Your objective:
Every record below should be written out exactly; pictures stay out.
***
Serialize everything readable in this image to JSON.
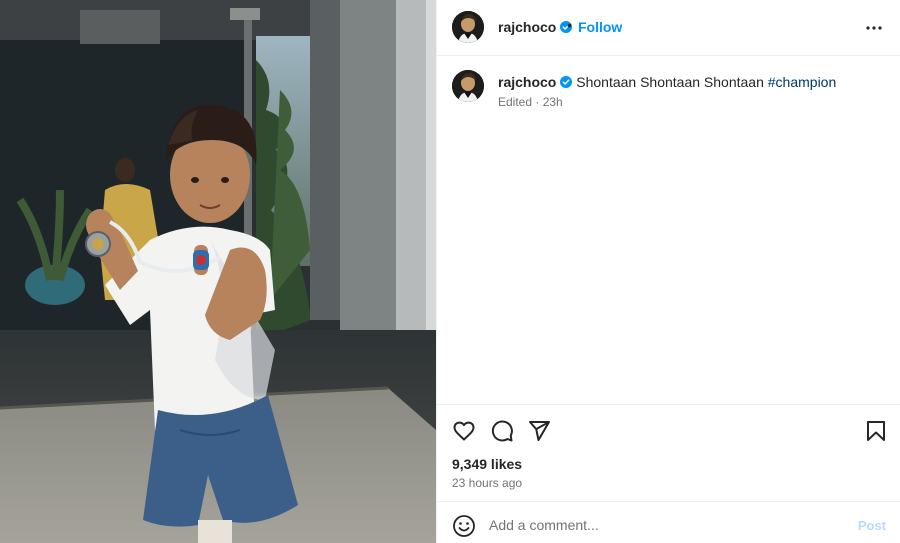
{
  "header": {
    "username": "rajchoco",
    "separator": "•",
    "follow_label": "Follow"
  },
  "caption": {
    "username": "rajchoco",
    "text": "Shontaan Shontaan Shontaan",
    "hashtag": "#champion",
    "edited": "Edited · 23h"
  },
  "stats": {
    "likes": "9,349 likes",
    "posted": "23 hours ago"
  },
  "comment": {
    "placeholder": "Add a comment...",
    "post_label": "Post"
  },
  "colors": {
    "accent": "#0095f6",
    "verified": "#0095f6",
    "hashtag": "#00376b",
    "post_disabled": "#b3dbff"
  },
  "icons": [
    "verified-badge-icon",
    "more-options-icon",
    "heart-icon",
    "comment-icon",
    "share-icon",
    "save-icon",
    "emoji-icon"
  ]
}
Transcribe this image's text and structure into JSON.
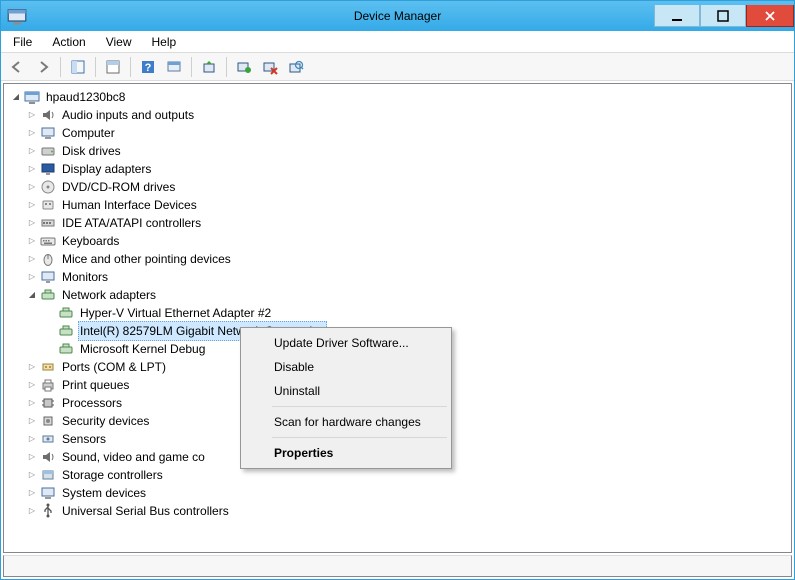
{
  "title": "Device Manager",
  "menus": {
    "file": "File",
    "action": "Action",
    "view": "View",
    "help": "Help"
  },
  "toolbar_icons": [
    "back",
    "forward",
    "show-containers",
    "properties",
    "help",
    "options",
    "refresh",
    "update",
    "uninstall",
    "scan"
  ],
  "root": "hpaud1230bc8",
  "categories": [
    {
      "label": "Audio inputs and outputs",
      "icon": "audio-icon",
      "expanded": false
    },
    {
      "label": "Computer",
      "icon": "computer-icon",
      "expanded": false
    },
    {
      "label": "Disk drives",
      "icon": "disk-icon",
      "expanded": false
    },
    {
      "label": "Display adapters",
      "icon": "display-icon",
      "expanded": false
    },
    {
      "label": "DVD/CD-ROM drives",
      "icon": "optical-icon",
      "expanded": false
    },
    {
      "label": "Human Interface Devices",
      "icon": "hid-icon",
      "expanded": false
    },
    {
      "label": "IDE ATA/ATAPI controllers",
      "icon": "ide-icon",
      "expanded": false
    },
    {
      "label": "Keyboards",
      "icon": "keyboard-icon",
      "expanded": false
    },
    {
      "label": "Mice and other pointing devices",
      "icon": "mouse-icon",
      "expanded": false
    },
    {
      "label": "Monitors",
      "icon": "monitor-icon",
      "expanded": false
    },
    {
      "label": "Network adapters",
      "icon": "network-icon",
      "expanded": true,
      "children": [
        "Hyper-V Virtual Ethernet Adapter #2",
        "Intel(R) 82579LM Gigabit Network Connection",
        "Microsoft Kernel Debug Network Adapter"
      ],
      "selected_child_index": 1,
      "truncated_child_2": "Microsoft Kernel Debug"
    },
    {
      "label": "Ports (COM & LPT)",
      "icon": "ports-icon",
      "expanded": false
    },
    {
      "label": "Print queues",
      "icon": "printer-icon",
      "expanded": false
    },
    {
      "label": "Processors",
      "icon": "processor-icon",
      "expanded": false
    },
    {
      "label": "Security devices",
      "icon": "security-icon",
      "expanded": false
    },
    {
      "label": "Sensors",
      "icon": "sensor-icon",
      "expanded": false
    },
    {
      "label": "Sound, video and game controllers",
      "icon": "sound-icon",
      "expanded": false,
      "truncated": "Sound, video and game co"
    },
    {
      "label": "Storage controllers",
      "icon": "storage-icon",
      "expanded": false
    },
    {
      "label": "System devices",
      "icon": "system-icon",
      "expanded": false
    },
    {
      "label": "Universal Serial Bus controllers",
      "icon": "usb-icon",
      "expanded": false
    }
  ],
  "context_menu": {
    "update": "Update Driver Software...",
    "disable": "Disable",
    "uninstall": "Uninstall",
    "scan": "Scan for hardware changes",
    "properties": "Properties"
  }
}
***
Answer to this exercise:
Serialize everything readable in this image to JSON.
{
  "header": {
    "username": "rajchoco",
    "separator": "•",
    "follow_label": "Follow"
  },
  "caption": {
    "username": "rajchoco",
    "text": "Shontaan Shontaan Shontaan",
    "hashtag": "#champion",
    "edited": "Edited · 23h"
  },
  "stats": {
    "likes": "9,349 likes",
    "posted": "23 hours ago"
  },
  "comment": {
    "placeholder": "Add a comment...",
    "post_label": "Post"
  },
  "colors": {
    "accent": "#0095f6",
    "verified": "#0095f6",
    "hashtag": "#00376b",
    "post_disabled": "#b3dbff"
  },
  "icons": [
    "verified-badge-icon",
    "more-options-icon",
    "heart-icon",
    "comment-icon",
    "share-icon",
    "save-icon",
    "emoji-icon"
  ]
}
Transcribe this image's text and structure into JSON.
{
  "title": "Device Manager",
  "menus": {
    "file": "File",
    "action": "Action",
    "view": "View",
    "help": "Help"
  },
  "toolbar_icons": [
    "back",
    "forward",
    "show-containers",
    "properties",
    "help",
    "options",
    "refresh",
    "update",
    "uninstall",
    "scan"
  ],
  "root": "hpaud1230bc8",
  "categories": [
    {
      "label": "Audio inputs and outputs",
      "icon": "audio-icon",
      "expanded": false
    },
    {
      "label": "Computer",
      "icon": "computer-icon",
      "expanded": false
    },
    {
      "label": "Disk drives",
      "icon": "disk-icon",
      "expanded": false
    },
    {
      "label": "Display adapters",
      "icon": "display-icon",
      "expanded": false
    },
    {
      "label": "DVD/CD-ROM drives",
      "icon": "optical-icon",
      "expanded": false
    },
    {
      "label": "Human Interface Devices",
      "icon": "hid-icon",
      "expanded": false
    },
    {
      "label": "IDE ATA/ATAPI controllers",
      "icon": "ide-icon",
      "expanded": false
    },
    {
      "label": "Keyboards",
      "icon": "keyboard-icon",
      "expanded": false
    },
    {
      "label": "Mice and other pointing devices",
      "icon": "mouse-icon",
      "expanded": false
    },
    {
      "label": "Monitors",
      "icon": "monitor-icon",
      "expanded": false
    },
    {
      "label": "Network adapters",
      "icon": "network-icon",
      "expanded": true,
      "children": [
        "Hyper-V Virtual Ethernet Adapter #2",
        "Intel(R) 82579LM Gigabit Network Connection",
        "Microsoft Kernel Debug Network Adapter"
      ],
      "selected_child_index": 1,
      "truncated_child_2": "Microsoft Kernel Debug"
    },
    {
      "label": "Ports (COM & LPT)",
      "icon": "ports-icon",
      "expanded": false
    },
    {
      "label": "Print queues",
      "icon": "printer-icon",
      "expanded": false
    },
    {
      "label": "Processors",
      "icon": "processor-icon",
      "expanded": false
    },
    {
      "label": "Security devices",
      "icon": "security-icon",
      "expanded": false
    },
    {
      "label": "Sensors",
      "icon": "sensor-icon",
      "expanded": false
    },
    {
      "label": "Sound, video and game controllers",
      "icon": "sound-icon",
      "expanded": false,
      "truncated": "Sound, video and game co"
    },
    {
      "label": "Storage controllers",
      "icon": "storage-icon",
      "expanded": false
    },
    {
      "label": "System devices",
      "icon": "system-icon",
      "expanded": false
    },
    {
      "label": "Universal Serial Bus controllers",
      "icon": "usb-icon",
      "expanded": false
    }
  ],
  "context_menu": {
    "update": "Update Driver Software...",
    "disable": "Disable",
    "uninstall": "Uninstall",
    "scan": "Scan for hardware changes",
    "properties": "Properties"
  }
}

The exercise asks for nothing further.